Stored entries:
------------------------

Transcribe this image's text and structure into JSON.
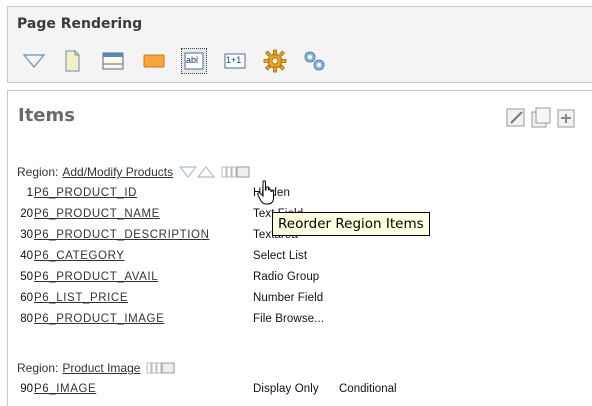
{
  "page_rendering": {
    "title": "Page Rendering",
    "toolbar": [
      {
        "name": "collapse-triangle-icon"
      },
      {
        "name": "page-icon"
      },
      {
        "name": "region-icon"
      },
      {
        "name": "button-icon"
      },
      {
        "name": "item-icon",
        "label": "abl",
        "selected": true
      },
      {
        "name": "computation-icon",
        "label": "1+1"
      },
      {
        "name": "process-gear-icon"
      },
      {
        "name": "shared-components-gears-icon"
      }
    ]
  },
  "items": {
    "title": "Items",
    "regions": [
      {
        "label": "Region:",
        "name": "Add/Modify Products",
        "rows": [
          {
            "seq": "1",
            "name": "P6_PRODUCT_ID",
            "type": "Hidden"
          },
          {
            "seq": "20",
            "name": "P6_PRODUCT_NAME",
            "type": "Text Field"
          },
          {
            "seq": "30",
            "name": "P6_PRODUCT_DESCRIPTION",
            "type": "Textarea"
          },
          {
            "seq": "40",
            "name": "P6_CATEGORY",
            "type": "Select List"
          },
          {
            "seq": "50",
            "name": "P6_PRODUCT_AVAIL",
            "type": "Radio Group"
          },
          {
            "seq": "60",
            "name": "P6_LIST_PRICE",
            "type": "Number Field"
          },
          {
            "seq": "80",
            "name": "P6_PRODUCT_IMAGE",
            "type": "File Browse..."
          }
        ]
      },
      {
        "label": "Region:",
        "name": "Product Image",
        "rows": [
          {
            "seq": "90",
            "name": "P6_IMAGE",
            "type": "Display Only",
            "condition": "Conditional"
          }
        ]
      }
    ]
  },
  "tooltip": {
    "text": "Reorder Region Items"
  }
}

------------------------

* **Task goal**: Check all the records above and select each line where the string "icon" is found.

* **Response for this exercise**:
        "name": "collapse-triangle-icon"
        "name": "page-icon"
        "name": "region-icon"
        "name": "button-icon"
        "name": "item-icon",
        "name": "computation-icon",
        "name": "process-gear-icon"
        "name": "shared-components-gears-icon"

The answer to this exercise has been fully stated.